Data entries »
## Begin

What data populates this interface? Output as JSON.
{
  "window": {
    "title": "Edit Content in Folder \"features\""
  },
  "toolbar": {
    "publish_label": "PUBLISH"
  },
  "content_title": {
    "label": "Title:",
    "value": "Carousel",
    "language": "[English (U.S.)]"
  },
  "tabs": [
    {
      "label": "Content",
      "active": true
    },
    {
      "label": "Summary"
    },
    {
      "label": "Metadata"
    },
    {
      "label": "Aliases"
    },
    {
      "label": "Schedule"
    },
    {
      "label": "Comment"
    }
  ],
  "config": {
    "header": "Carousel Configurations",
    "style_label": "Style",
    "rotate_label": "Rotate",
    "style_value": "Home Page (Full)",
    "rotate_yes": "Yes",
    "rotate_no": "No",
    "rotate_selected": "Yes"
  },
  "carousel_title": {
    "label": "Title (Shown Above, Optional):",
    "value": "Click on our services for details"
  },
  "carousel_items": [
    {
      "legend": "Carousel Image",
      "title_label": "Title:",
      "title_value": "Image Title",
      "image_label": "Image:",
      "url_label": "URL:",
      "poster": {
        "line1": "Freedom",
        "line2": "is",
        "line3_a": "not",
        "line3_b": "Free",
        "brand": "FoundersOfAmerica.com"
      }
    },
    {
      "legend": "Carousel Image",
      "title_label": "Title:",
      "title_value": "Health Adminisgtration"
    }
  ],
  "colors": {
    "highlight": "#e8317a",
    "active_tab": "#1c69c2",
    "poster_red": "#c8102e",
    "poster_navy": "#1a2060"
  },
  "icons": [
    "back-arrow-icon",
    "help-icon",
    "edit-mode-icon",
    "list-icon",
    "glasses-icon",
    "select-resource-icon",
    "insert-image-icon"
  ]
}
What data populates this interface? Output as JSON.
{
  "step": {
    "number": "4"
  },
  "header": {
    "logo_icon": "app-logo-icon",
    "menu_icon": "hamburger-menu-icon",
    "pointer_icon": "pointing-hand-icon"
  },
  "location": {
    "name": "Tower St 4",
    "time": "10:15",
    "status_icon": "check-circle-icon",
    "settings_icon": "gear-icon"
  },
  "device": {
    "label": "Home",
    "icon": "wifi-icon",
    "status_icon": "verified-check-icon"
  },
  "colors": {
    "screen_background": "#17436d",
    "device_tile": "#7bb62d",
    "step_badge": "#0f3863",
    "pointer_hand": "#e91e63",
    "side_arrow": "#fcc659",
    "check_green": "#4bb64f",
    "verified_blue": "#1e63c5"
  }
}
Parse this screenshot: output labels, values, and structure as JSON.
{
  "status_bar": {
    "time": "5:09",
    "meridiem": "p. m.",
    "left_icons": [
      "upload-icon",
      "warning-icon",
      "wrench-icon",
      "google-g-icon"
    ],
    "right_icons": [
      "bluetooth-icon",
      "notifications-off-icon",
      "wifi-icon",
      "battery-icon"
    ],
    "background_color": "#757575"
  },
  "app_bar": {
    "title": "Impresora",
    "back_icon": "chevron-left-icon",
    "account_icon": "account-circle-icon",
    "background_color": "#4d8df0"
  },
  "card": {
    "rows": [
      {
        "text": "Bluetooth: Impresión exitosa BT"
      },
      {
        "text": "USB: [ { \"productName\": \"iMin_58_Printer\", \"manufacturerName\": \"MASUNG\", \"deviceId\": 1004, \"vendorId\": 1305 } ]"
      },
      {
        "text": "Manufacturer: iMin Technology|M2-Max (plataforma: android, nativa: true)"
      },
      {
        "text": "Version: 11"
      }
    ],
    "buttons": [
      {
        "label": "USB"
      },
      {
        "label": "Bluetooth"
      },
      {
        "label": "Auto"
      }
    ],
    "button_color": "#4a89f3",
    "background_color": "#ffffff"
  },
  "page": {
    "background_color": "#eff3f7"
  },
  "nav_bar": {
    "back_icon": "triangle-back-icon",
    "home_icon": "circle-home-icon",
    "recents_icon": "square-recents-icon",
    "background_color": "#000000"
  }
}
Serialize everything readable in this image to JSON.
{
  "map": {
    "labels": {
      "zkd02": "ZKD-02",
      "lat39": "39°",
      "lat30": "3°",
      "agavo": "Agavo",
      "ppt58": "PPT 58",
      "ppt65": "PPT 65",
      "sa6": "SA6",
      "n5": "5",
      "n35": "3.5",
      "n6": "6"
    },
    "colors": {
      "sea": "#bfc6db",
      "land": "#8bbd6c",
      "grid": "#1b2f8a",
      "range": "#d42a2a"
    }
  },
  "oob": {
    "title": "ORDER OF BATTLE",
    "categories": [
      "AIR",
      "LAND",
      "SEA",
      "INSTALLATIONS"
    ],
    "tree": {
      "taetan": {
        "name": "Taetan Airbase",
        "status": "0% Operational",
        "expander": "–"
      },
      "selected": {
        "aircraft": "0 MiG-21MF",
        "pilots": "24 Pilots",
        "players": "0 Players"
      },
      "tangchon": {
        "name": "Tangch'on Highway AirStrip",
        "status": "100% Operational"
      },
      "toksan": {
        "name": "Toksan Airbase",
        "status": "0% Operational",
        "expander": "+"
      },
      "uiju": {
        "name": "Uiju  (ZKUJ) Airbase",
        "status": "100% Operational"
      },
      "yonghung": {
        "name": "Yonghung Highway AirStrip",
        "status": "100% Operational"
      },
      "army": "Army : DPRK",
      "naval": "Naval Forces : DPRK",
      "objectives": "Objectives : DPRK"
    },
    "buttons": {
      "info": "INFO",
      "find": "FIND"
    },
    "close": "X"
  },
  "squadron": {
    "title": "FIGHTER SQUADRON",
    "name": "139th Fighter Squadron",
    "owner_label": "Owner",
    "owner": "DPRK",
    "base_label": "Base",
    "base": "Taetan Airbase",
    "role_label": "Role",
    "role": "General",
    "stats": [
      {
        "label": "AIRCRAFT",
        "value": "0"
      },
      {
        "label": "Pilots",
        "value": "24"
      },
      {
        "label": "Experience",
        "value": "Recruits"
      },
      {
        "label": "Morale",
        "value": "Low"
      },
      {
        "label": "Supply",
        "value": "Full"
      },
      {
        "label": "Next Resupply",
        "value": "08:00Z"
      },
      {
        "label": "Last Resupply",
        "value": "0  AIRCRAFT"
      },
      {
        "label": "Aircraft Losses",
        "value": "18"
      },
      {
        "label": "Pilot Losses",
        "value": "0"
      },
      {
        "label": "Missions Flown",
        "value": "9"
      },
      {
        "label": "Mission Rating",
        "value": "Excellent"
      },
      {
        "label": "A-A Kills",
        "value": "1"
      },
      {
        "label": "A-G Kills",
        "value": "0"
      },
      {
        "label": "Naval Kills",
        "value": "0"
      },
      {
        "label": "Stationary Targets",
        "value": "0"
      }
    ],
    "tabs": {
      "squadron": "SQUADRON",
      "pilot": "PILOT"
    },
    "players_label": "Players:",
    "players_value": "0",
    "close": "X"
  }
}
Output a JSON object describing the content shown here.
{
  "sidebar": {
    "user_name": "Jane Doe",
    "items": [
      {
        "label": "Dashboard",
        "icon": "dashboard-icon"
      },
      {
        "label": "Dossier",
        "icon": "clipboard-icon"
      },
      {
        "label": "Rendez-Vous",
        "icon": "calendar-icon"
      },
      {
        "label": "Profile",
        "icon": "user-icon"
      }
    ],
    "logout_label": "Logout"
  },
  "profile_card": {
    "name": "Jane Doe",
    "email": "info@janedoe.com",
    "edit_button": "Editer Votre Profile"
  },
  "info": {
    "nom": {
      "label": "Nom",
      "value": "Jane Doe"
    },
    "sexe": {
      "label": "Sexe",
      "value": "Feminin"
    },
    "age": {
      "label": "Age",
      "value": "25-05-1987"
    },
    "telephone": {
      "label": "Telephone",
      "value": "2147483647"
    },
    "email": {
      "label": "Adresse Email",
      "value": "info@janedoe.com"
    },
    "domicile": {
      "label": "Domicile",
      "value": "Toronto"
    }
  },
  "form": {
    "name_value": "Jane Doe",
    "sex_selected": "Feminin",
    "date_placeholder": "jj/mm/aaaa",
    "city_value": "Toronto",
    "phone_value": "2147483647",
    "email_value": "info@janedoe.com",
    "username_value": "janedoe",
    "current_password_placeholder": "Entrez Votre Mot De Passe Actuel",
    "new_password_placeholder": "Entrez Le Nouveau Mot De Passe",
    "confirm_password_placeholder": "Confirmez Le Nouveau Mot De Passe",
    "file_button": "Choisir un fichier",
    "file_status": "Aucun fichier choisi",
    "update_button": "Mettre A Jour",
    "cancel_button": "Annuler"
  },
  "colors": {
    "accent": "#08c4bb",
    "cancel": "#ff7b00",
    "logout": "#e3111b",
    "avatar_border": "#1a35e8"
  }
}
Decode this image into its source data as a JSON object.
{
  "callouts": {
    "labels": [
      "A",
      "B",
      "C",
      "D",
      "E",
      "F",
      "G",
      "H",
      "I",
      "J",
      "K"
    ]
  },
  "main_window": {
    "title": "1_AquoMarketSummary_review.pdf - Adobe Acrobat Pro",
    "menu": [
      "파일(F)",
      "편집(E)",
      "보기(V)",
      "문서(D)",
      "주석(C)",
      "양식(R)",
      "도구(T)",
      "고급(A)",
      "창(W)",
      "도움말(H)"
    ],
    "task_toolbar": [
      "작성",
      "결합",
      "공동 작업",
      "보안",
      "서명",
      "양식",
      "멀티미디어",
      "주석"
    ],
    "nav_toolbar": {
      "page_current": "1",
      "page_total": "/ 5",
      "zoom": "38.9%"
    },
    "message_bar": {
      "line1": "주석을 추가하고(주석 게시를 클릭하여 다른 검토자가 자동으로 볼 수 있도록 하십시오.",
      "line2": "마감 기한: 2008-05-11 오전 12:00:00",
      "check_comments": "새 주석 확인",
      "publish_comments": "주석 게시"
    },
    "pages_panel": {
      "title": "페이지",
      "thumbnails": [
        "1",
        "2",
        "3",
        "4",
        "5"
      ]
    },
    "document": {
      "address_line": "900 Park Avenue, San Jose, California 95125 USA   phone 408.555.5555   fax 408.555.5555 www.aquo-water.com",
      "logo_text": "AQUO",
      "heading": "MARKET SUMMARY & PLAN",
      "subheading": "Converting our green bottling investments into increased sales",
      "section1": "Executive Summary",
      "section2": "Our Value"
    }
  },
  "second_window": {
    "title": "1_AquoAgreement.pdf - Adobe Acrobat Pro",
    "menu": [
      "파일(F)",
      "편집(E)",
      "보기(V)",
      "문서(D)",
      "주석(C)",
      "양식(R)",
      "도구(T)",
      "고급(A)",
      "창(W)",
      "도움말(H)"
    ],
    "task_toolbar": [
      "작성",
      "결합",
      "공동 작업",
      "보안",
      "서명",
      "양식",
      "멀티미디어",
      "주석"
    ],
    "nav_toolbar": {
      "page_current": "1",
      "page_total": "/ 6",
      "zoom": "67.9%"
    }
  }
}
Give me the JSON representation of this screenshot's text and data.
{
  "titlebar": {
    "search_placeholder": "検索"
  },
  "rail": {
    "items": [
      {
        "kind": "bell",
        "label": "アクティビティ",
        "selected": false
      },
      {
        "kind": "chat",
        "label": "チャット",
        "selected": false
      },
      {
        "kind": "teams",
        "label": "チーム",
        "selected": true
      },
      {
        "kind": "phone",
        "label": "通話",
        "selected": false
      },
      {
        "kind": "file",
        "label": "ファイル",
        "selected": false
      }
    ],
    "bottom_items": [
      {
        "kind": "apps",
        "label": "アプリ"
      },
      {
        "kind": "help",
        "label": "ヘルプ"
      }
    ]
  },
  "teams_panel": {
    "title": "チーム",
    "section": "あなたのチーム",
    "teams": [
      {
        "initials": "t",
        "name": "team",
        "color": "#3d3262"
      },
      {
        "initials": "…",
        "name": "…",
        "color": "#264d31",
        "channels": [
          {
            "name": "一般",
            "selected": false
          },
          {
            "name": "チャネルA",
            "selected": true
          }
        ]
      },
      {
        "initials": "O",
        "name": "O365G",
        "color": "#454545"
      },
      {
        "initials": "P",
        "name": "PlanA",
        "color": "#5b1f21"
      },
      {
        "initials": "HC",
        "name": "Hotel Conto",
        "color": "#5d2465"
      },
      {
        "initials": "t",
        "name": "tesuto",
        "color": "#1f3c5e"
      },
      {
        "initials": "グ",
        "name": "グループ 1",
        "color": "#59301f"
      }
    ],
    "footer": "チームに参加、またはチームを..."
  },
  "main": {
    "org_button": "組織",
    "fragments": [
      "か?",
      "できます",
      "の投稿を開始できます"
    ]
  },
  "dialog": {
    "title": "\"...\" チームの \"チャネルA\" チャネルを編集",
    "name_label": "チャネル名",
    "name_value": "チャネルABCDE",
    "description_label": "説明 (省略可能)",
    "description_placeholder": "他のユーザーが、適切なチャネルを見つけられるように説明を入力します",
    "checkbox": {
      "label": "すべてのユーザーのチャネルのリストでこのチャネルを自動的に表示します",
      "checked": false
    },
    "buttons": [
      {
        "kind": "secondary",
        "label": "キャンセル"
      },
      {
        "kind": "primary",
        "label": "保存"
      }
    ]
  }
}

## End

Exercise directions » Where a line holds "Acrobat", copy it out.

Answer to this task »
    "title": "1_AquoMarketSummary_review.pdf - Adobe Acrobat Pro",
    "title": "1_AquoAgreement.pdf - Adobe Acrobat Pro",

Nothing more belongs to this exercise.